Could you rewrite every line of the records below with each "Bar" replaced by "Rectangle" and nothing else changed, leaving out the pictures?

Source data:
........
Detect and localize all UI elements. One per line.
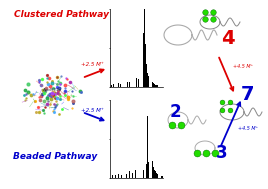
Bar: [148, 162, 149, 178]
Bar: [160, 175, 161, 178]
Bar: [145, 44, 146, 87]
Bar: [155, 85, 156, 87]
Bar: [148, 76, 149, 87]
Bar: [129, 82, 130, 87]
Bar: [127, 81, 128, 87]
Bar: [136, 78, 137, 87]
Bar: [126, 174, 127, 178]
Bar: [147, 116, 148, 178]
Text: 0: 0: [144, 45, 160, 65]
Bar: [122, 82, 123, 87]
Bar: [146, 164, 147, 178]
Bar: [156, 173, 157, 178]
Text: 2: 2: [169, 103, 181, 121]
Text: 7: 7: [240, 85, 254, 105]
Bar: [146, 64, 147, 87]
Text: +4.5 M⁺: +4.5 M⁺: [238, 126, 258, 131]
Bar: [161, 176, 162, 178]
Text: +2.5 M⁺: +2.5 M⁺: [81, 62, 103, 67]
Bar: [162, 176, 163, 178]
Bar: [154, 170, 155, 178]
Bar: [135, 170, 136, 178]
Bar: [111, 85, 112, 87]
Text: +4.5 M⁺: +4.5 M⁺: [233, 64, 253, 69]
Bar: [153, 83, 154, 87]
Bar: [154, 84, 155, 87]
Bar: [132, 173, 133, 178]
Bar: [120, 84, 121, 87]
Text: +2.5 M⁺: +2.5 M⁺: [81, 108, 103, 113]
Bar: [153, 167, 154, 178]
Text: Clustered Pathway: Clustered Pathway: [14, 10, 110, 19]
Text: 3: 3: [216, 144, 228, 162]
Bar: [115, 175, 116, 178]
Bar: [143, 170, 144, 178]
Bar: [118, 174, 119, 178]
Bar: [113, 84, 114, 87]
Bar: [144, 9, 145, 87]
Text: 4: 4: [221, 29, 235, 47]
Bar: [129, 171, 130, 178]
Bar: [155, 171, 156, 178]
Text: ApoMT1a: ApoMT1a: [42, 88, 62, 92]
Bar: [134, 81, 135, 87]
Bar: [147, 73, 148, 87]
Bar: [118, 83, 119, 87]
Text: 1: 1: [112, 119, 124, 137]
Bar: [112, 175, 113, 178]
Bar: [138, 171, 139, 178]
Bar: [138, 79, 139, 87]
Bar: [156, 85, 157, 87]
Text: Beaded Pathway: Beaded Pathway: [13, 152, 97, 161]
........
→ Response to the exercise
Detect and localize all UI elements. One per line.
Rectangle: [148, 162, 149, 178]
Rectangle: [160, 175, 161, 178]
Rectangle: [145, 44, 146, 87]
Rectangle: [155, 85, 156, 87]
Rectangle: [148, 76, 149, 87]
Rectangle: [129, 82, 130, 87]
Rectangle: [127, 81, 128, 87]
Rectangle: [136, 78, 137, 87]
Rectangle: [126, 174, 127, 178]
Rectangle: [147, 116, 148, 178]
Text: 0: 0: [144, 45, 160, 65]
Rectangle: [122, 82, 123, 87]
Rectangle: [146, 164, 147, 178]
Rectangle: [156, 173, 157, 178]
Text: 2: 2: [169, 103, 181, 121]
Text: 7: 7: [240, 85, 254, 105]
Rectangle: [146, 64, 147, 87]
Text: +4.5 M⁺: +4.5 M⁺: [238, 126, 258, 131]
Rectangle: [161, 176, 162, 178]
Text: +2.5 M⁺: +2.5 M⁺: [81, 62, 103, 67]
Rectangle: [162, 176, 163, 178]
Rectangle: [154, 170, 155, 178]
Rectangle: [135, 170, 136, 178]
Rectangle: [111, 85, 112, 87]
Text: +4.5 M⁺: +4.5 M⁺: [233, 64, 253, 69]
Rectangle: [153, 83, 154, 87]
Rectangle: [154, 84, 155, 87]
Rectangle: [132, 173, 133, 178]
Rectangle: [120, 84, 121, 87]
Text: +2.5 M⁺: +2.5 M⁺: [81, 108, 103, 113]
Rectangle: [153, 167, 154, 178]
Text: Clustered Pathway: Clustered Pathway: [14, 10, 110, 19]
Text: 3: 3: [216, 144, 228, 162]
Rectangle: [115, 175, 116, 178]
Rectangle: [143, 170, 144, 178]
Rectangle: [118, 174, 119, 178]
Rectangle: [113, 84, 114, 87]
Rectangle: [144, 9, 145, 87]
Text: 4: 4: [221, 29, 235, 47]
Rectangle: [129, 171, 130, 178]
Rectangle: [155, 171, 156, 178]
Text: ApoMT1a: ApoMT1a: [42, 88, 62, 92]
Rectangle: [134, 81, 135, 87]
Rectangle: [147, 73, 148, 87]
Rectangle: [118, 83, 119, 87]
Text: 1: 1: [112, 119, 124, 137]
Rectangle: [112, 175, 113, 178]
Rectangle: [138, 171, 139, 178]
Rectangle: [138, 79, 139, 87]
Rectangle: [156, 85, 157, 87]
Text: Beaded Pathway: Beaded Pathway: [13, 152, 97, 161]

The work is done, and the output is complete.